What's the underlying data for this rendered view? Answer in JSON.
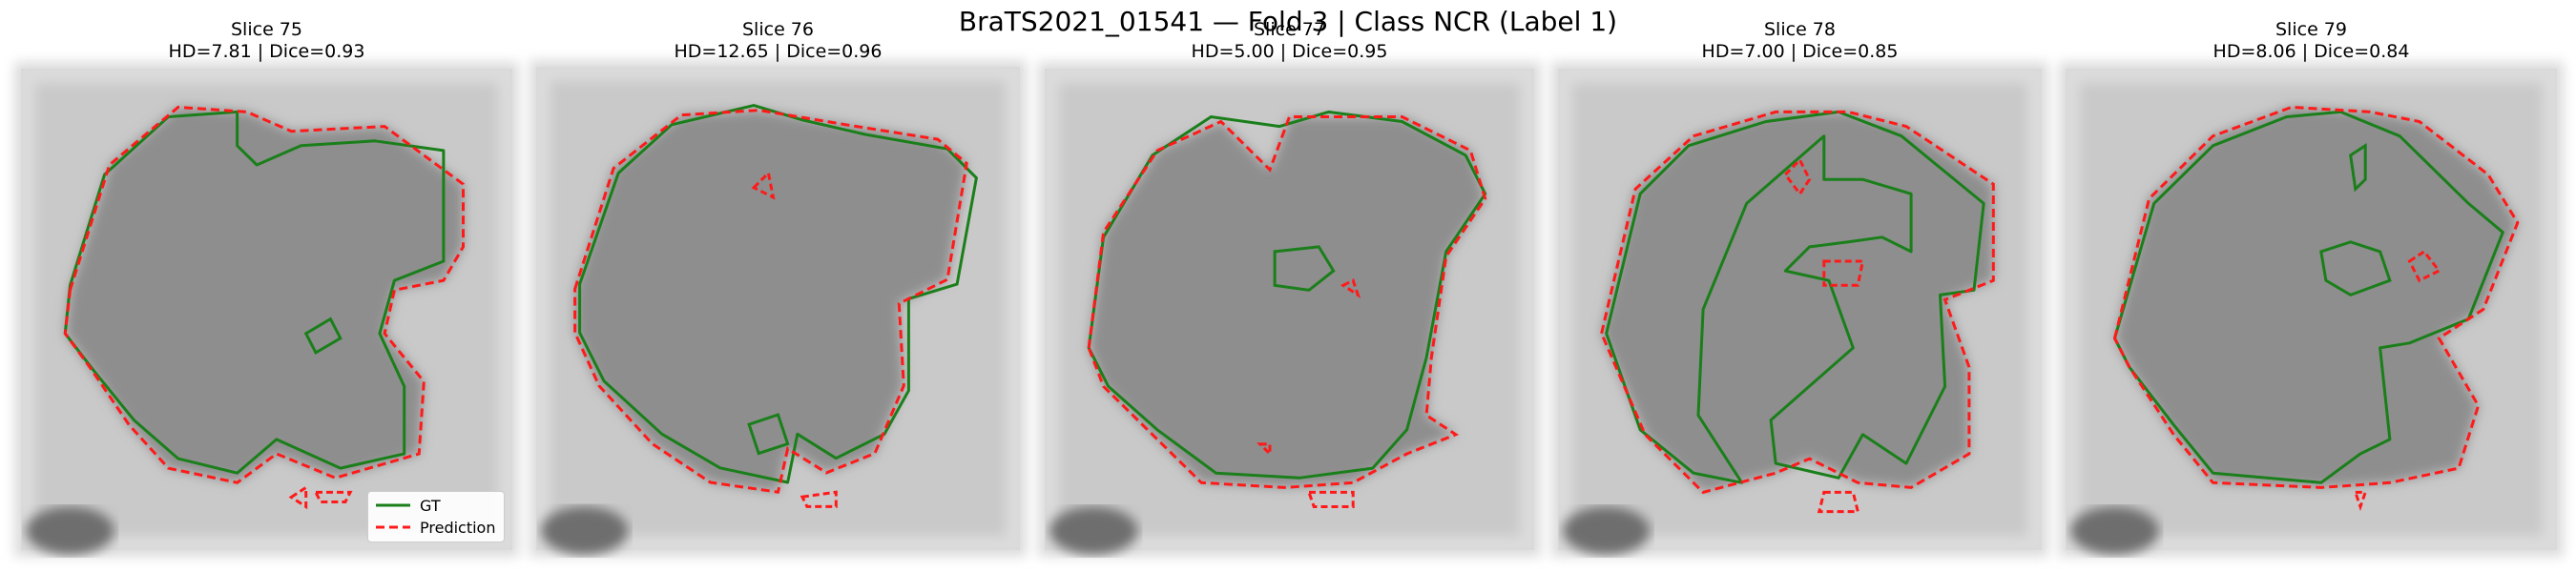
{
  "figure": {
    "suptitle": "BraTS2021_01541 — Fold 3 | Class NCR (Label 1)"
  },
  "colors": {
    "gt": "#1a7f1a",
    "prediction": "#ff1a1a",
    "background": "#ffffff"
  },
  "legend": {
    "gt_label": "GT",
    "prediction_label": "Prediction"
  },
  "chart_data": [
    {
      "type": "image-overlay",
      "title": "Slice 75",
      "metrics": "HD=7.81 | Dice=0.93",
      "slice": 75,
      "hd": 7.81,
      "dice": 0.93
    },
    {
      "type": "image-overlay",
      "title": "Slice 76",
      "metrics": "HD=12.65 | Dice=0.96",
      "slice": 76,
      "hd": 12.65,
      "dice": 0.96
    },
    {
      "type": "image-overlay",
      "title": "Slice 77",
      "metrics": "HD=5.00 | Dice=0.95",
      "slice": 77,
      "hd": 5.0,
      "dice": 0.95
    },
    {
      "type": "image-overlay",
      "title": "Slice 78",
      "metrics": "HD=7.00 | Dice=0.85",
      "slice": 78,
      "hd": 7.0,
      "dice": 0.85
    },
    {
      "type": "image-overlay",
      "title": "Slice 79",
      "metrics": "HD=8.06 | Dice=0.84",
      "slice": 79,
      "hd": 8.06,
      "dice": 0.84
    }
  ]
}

*-*-*

_WHAT THE TASK ASKS_
Output the records above exactly; leave out the pictures.

_FINAL RESULT_
What's the underlying data for this rendered view? Answer in JSON.
{
  "figure": {
    "suptitle": "BraTS2021_01541 — Fold 3 | Class NCR (Label 1)"
  },
  "colors": {
    "gt": "#1a7f1a",
    "prediction": "#ff1a1a",
    "background": "#ffffff"
  },
  "legend": {
    "gt_label": "GT",
    "prediction_label": "Prediction"
  },
  "chart_data": [
    {
      "type": "image-overlay",
      "title": "Slice 75",
      "metrics": "HD=7.81 | Dice=0.93",
      "slice": 75,
      "hd": 7.81,
      "dice": 0.93
    },
    {
      "type": "image-overlay",
      "title": "Slice 76",
      "metrics": "HD=12.65 | Dice=0.96",
      "slice": 76,
      "hd": 12.65,
      "dice": 0.96
    },
    {
      "type": "image-overlay",
      "title": "Slice 77",
      "metrics": "HD=5.00 | Dice=0.95",
      "slice": 77,
      "hd": 5.0,
      "dice": 0.95
    },
    {
      "type": "image-overlay",
      "title": "Slice 78",
      "metrics": "HD=7.00 | Dice=0.85",
      "slice": 78,
      "hd": 7.0,
      "dice": 0.85
    },
    {
      "type": "image-overlay",
      "title": "Slice 79",
      "metrics": "HD=8.06 | Dice=0.84",
      "slice": 79,
      "hd": 8.06,
      "dice": 0.84
    }
  ]
}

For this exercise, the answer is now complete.